### [WRITTEN INSTRUCTION]
Work out how many lines of the listing hold the string "name", then answer with that number and nothing else.

### [SUPPLIED MATERIAL]

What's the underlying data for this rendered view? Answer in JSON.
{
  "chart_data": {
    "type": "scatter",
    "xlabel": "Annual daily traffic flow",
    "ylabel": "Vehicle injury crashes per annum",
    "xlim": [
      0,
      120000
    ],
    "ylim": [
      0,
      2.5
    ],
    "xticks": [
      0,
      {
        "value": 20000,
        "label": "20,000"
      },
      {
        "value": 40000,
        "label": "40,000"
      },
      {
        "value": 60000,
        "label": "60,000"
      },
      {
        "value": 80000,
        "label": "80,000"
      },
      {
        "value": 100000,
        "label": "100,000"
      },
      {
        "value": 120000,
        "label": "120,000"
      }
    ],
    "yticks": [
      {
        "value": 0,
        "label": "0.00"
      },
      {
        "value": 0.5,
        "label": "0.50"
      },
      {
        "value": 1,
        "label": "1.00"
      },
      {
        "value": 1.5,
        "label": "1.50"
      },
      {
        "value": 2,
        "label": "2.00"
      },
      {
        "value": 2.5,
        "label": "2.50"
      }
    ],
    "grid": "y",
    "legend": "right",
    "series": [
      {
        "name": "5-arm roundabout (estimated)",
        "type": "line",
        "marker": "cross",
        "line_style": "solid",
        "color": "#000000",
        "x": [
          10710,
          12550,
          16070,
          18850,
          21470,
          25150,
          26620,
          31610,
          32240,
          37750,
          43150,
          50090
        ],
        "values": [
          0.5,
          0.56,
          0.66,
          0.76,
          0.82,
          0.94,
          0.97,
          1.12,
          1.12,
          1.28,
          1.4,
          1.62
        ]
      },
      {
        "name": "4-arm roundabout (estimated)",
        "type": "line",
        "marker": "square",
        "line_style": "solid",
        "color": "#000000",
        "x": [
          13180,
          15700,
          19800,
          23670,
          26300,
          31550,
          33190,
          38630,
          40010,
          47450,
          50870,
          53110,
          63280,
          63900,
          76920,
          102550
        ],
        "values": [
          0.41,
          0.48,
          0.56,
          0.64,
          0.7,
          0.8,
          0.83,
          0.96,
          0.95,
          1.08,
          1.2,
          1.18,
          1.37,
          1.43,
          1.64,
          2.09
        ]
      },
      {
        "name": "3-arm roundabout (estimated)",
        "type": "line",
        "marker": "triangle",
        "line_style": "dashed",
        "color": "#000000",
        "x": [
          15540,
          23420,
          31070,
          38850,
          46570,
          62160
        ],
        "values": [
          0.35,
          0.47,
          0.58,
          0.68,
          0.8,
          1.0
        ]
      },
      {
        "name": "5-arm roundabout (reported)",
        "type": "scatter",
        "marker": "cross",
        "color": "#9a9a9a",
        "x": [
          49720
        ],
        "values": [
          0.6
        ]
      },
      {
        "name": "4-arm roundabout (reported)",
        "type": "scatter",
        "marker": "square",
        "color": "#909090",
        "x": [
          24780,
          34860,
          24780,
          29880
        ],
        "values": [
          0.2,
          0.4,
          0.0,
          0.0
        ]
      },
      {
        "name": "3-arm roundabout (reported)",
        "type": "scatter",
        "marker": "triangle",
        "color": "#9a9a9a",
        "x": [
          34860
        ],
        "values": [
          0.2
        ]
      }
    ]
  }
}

### [RESPONSE TO THE TASK]
6